— Start of RECORDS FOR THIS TASK —

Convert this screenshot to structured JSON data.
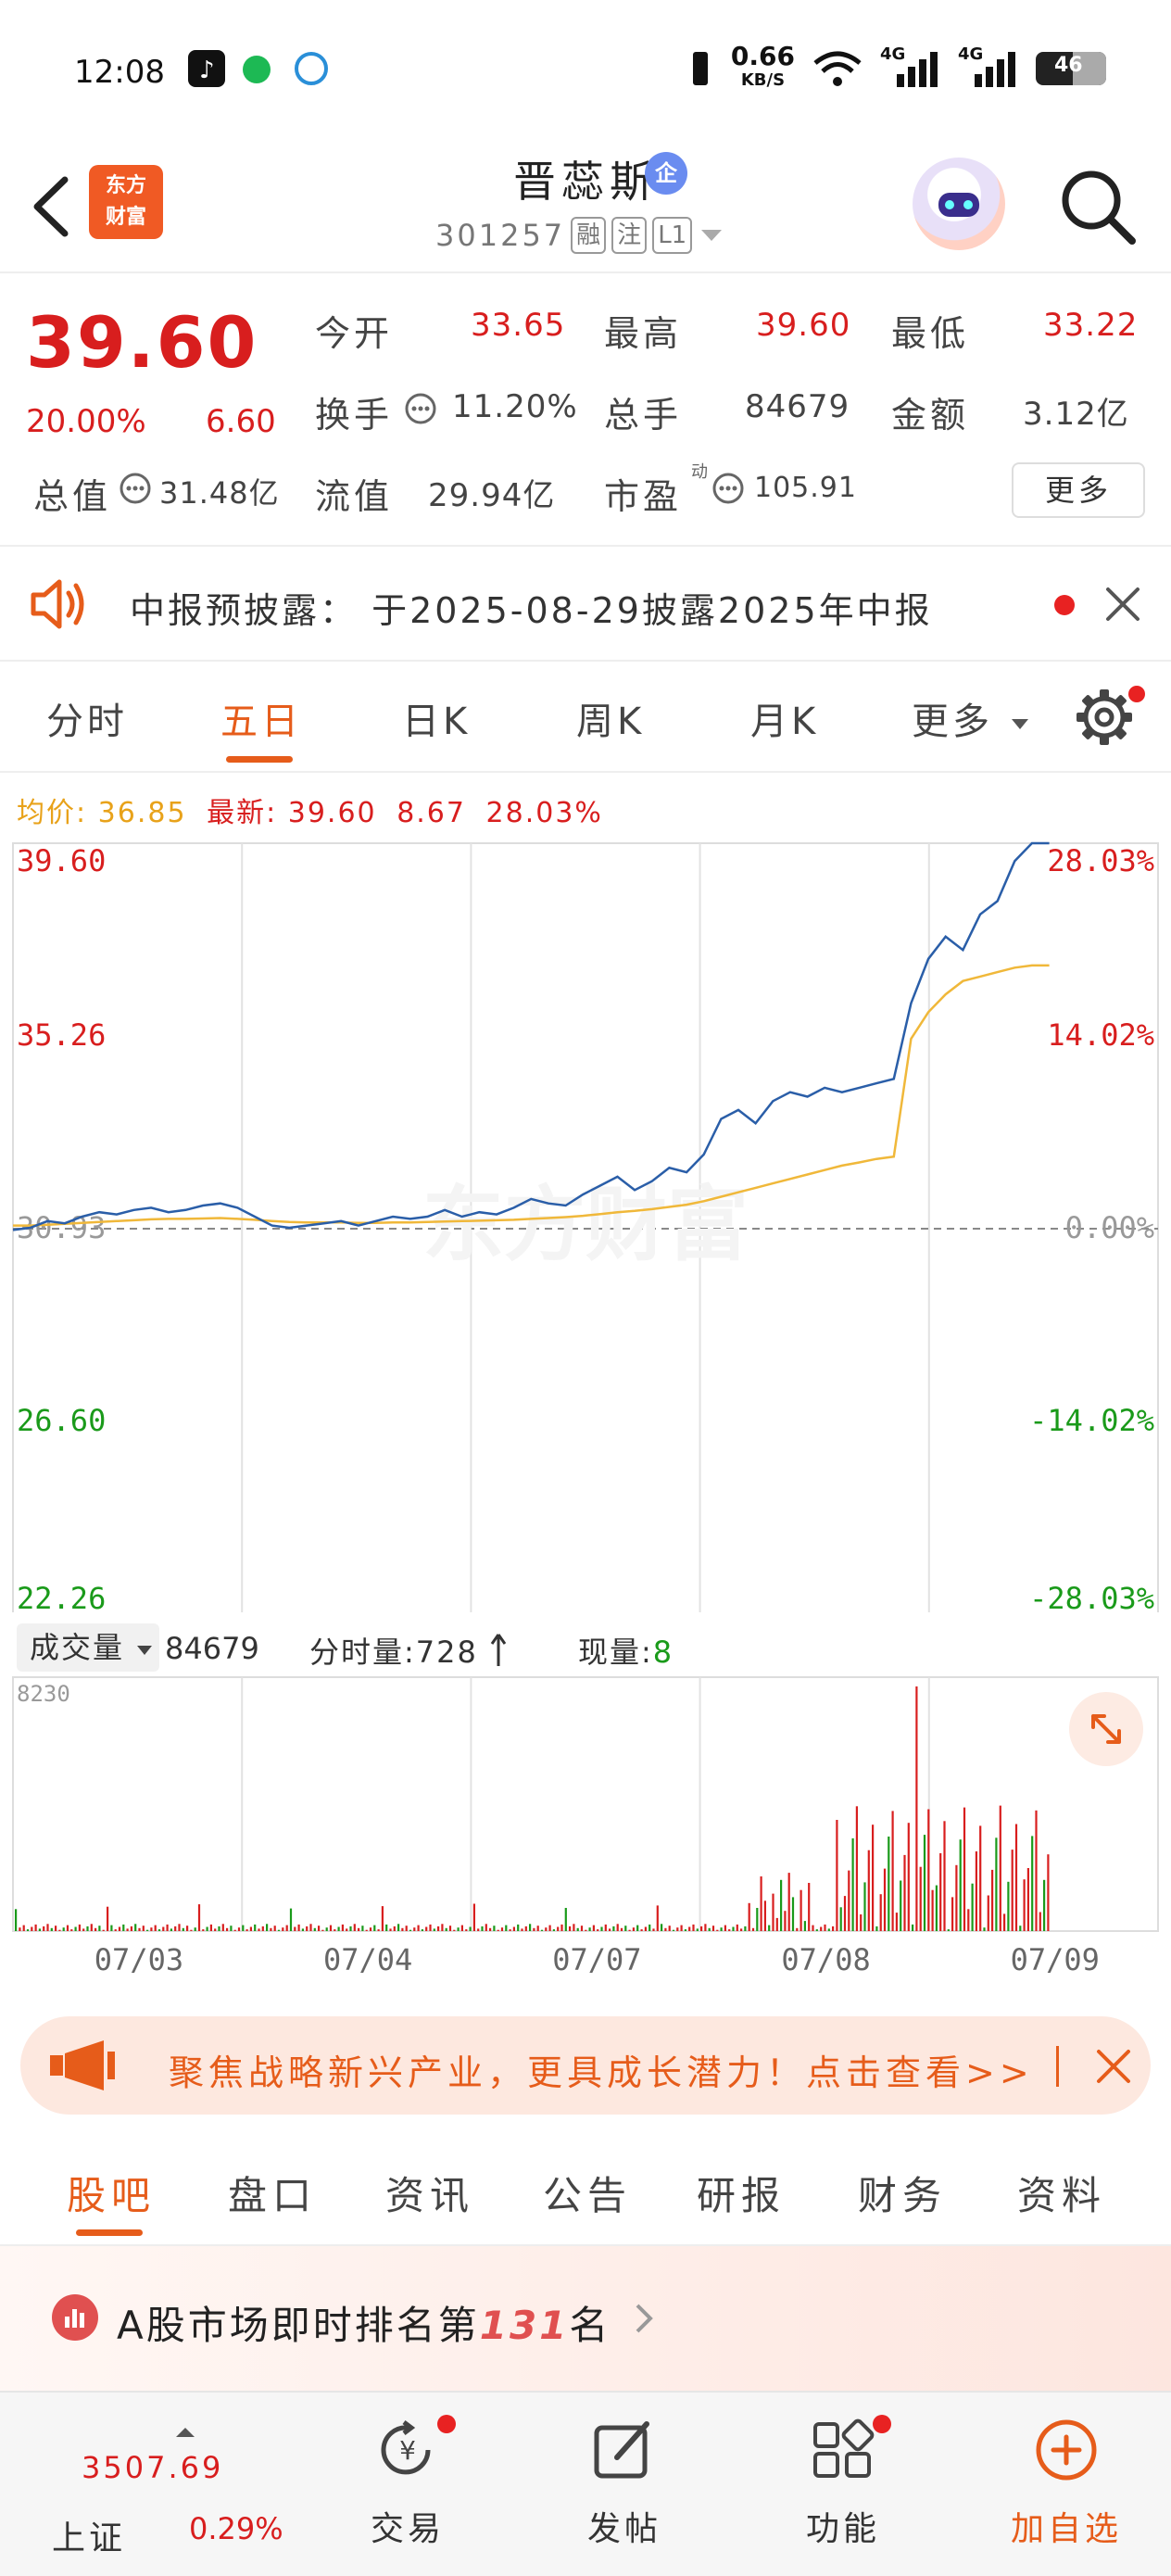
{
  "status_bar": {
    "time": "12:08",
    "net_speed": "0.66",
    "net_unit": "KB/S",
    "signal1": "4G",
    "signal2": "4G",
    "battery": "46"
  },
  "header": {
    "logo_line1": "东方",
    "logo_line2": "财富",
    "stock_name": "晋蕊斯",
    "badge": "企",
    "code": "301257",
    "tags": [
      "融",
      "注",
      "L1"
    ]
  },
  "quote": {
    "price": "39.60",
    "change_pct": "20.00%",
    "change": "6.60",
    "rows": [
      [
        {
          "label": "今开",
          "value": "33.65",
          "color": "red"
        },
        {
          "label": "最高",
          "value": "39.60",
          "color": "red"
        },
        {
          "label": "最低",
          "value": "33.22",
          "color": "red"
        }
      ],
      [
        {
          "label": "换手",
          "value": "11.20%",
          "color": "gray"
        },
        {
          "label": "总手",
          "value": "84679",
          "color": "gray"
        },
        {
          "label": "金额",
          "value": "3.12亿",
          "color": "gray"
        }
      ],
      [
        {
          "label": "总值",
          "value": "31.48亿",
          "color": "gray"
        },
        {
          "label": "流值",
          "value": "29.94亿",
          "color": "gray"
        },
        {
          "label": "市盈",
          "value": "105.91",
          "color": "gray"
        }
      ]
    ],
    "pe_sup": "动",
    "more": "更多"
  },
  "notice": {
    "text": "中报预披露： 于2025-08-29披露2025年中报"
  },
  "tabs": [
    "分时",
    "五日",
    "日K",
    "周K",
    "月K",
    "更多"
  ],
  "active_tab": "五日",
  "summary": {
    "avg_label": "均价:",
    "avg_value": "36.85",
    "latest_label": "最新:",
    "latest_value": "39.60",
    "chg": "8.67",
    "pct": "28.03%"
  },
  "chart_data": {
    "type": "line",
    "ylim": [
      22.26,
      39.6
    ],
    "y_ticks_left": [
      "39.60",
      "35.26",
      "30.93",
      "26.60",
      "22.26"
    ],
    "y_ticks_right": [
      "28.03%",
      "14.02%",
      "0.00%",
      "-14.02%",
      "-28.03%"
    ],
    "x_labels": [
      "07/03",
      "07/04",
      "07/07",
      "07/08",
      "07/09"
    ],
    "watermark": "东方财富",
    "series": [
      {
        "values": [
          30.9,
          30.95,
          31.1,
          31.05,
          31.2,
          31.3,
          31.25,
          31.35,
          31.4,
          31.3,
          31.35,
          31.45,
          31.5,
          31.4,
          31.2,
          31.0,
          30.95,
          31.0,
          31.05,
          31.1,
          31.0,
          31.1,
          31.2,
          31.15,
          31.2,
          31.35,
          31.2,
          31.3,
          31.25,
          31.4,
          31.6,
          31.5,
          31.45,
          31.7,
          31.9,
          32.1,
          31.8,
          32.0,
          32.3,
          32.2,
          32.6,
          33.4,
          33.6,
          33.3,
          33.8,
          34.0,
          33.9,
          34.1,
          34.0,
          34.1,
          34.2,
          34.3,
          36.0,
          37.0,
          37.5,
          37.2,
          38.0,
          38.3,
          39.2,
          39.6,
          39.6
        ]
      },
      {
        "values": [
          31.0,
          31.0,
          31.02,
          31.04,
          31.06,
          31.08,
          31.1,
          31.12,
          31.14,
          31.15,
          31.15,
          31.16,
          31.17,
          31.15,
          31.13,
          31.1,
          31.08,
          31.07,
          31.07,
          31.07,
          31.06,
          31.06,
          31.07,
          31.07,
          31.08,
          31.09,
          31.1,
          31.11,
          31.12,
          31.13,
          31.15,
          31.17,
          31.19,
          31.22,
          31.26,
          31.3,
          31.33,
          31.37,
          31.42,
          31.47,
          31.55,
          31.65,
          31.75,
          31.85,
          31.95,
          32.05,
          32.15,
          32.25,
          32.35,
          32.42,
          32.5,
          32.55,
          35.2,
          35.8,
          36.2,
          36.5,
          36.6,
          36.7,
          36.8,
          36.85,
          36.85
        ]
      }
    ]
  },
  "volume": {
    "selector": "成交量",
    "total": "84679",
    "fs_label": "分时量:",
    "fs_value": "728",
    "cur_label": "现量:",
    "cur_value": "8",
    "max_label": "8230"
  },
  "banner": {
    "text": "聚焦战略新兴产业，更具成长潜力！点击查看>>"
  },
  "sub_tabs": [
    "股吧",
    "盘口",
    "资讯",
    "公告",
    "研报",
    "财务",
    "资料"
  ],
  "active_sub_tab": "股吧",
  "rank": {
    "prefix": "A股市场即时排名第",
    "num": "131",
    "suffix": "名"
  },
  "bottom_nav": {
    "index_value": "3507.69",
    "index_name": "上证",
    "index_pct": "0.29%",
    "items": [
      "交易",
      "发帖",
      "功能",
      "加自选"
    ]
  }
}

— End of RECORDS FOR THIS TASK —

> [STATED TASK]
Extract from the material all lines containing the string "text".

> [EXERCISE OUTPUT]
    "text": "中报预披露： 于2025-08-29披露2025年中报"
    "text": "聚焦战略新兴产业，更具成长潜力！点击查看>>"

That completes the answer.